Search the data for the word "triangle" and copy every line that contains it.

:: Data for the task ::
↓↓↓

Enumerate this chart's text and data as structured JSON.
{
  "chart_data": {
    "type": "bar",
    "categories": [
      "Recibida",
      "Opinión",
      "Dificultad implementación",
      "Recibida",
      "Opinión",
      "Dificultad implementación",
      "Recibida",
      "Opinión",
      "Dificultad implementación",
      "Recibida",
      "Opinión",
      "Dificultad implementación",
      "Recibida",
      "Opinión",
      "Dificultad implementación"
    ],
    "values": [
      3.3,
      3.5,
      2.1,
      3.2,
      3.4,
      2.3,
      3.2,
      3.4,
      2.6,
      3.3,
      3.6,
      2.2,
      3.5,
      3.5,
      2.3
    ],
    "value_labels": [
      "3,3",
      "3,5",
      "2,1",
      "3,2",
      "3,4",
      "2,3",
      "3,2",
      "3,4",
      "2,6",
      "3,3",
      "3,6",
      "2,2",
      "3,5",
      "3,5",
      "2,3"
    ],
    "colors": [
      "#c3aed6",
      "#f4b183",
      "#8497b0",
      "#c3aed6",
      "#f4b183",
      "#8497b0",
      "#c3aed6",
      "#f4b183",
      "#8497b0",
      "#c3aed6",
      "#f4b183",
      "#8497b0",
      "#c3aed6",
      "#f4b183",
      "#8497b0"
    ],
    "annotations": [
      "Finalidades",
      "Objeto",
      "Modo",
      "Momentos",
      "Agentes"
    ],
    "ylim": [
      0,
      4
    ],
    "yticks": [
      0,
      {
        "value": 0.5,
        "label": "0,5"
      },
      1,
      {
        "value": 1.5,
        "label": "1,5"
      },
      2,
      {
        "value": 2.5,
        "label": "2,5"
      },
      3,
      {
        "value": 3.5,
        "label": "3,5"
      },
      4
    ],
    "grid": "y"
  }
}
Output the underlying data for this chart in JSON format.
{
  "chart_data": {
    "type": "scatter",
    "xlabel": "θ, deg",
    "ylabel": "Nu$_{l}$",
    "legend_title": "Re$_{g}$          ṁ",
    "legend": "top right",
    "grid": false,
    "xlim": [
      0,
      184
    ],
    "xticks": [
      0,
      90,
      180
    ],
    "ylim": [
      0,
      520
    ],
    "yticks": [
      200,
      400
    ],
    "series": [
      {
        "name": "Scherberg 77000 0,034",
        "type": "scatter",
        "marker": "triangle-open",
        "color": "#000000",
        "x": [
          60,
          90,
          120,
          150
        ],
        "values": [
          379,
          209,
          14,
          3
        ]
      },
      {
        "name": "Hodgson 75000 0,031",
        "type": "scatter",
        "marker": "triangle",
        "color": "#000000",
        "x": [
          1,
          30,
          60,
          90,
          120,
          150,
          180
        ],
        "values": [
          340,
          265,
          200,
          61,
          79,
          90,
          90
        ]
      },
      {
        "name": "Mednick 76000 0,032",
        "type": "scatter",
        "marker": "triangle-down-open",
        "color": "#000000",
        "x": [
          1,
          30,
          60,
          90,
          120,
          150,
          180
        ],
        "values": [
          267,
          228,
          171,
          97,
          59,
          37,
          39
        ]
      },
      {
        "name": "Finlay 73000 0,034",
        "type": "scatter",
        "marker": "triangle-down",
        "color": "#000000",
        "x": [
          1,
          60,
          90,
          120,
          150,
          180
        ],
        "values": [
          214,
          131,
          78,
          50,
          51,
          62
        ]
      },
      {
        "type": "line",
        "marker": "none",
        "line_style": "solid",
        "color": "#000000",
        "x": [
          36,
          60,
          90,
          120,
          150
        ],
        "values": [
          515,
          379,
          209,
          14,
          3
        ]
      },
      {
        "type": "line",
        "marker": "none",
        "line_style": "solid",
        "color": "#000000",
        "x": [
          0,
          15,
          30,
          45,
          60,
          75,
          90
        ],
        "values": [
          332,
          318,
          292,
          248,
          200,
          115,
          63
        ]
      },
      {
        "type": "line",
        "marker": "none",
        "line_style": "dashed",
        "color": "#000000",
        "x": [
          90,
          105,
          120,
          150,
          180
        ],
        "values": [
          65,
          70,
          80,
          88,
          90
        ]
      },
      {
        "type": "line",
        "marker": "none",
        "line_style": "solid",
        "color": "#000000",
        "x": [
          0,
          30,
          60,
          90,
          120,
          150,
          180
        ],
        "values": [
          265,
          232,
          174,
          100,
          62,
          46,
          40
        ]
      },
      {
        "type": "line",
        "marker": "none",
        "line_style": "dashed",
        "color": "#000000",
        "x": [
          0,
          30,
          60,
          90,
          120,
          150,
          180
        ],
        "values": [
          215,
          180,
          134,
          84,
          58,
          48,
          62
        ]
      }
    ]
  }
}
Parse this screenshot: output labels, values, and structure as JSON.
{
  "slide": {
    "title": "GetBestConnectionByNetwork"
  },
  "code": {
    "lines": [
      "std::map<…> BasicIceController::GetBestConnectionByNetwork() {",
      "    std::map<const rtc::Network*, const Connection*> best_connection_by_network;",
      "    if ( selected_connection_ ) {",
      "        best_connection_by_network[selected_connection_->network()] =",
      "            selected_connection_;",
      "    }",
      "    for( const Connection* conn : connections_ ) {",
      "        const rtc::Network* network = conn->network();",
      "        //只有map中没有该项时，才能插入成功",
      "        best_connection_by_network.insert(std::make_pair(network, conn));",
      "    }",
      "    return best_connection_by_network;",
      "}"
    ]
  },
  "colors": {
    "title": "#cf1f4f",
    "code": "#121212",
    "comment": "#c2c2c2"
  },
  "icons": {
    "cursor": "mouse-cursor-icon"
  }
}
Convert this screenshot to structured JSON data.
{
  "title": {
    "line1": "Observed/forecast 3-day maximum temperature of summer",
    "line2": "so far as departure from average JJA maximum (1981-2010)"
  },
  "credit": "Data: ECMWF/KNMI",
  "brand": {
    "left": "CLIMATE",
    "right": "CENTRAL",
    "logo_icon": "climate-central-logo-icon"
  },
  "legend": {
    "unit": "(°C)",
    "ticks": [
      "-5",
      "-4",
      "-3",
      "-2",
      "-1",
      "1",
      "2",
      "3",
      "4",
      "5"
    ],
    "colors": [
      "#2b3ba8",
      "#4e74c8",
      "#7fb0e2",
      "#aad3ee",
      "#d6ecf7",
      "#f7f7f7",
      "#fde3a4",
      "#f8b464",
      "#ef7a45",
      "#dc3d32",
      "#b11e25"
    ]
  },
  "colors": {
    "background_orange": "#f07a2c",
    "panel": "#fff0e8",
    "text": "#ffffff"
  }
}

↑↑↑

:: Task solution ::
        "marker": "triangle-open",
        "marker": "triangle",
        "marker": "triangle-down-open",
        "marker": "triangle-down",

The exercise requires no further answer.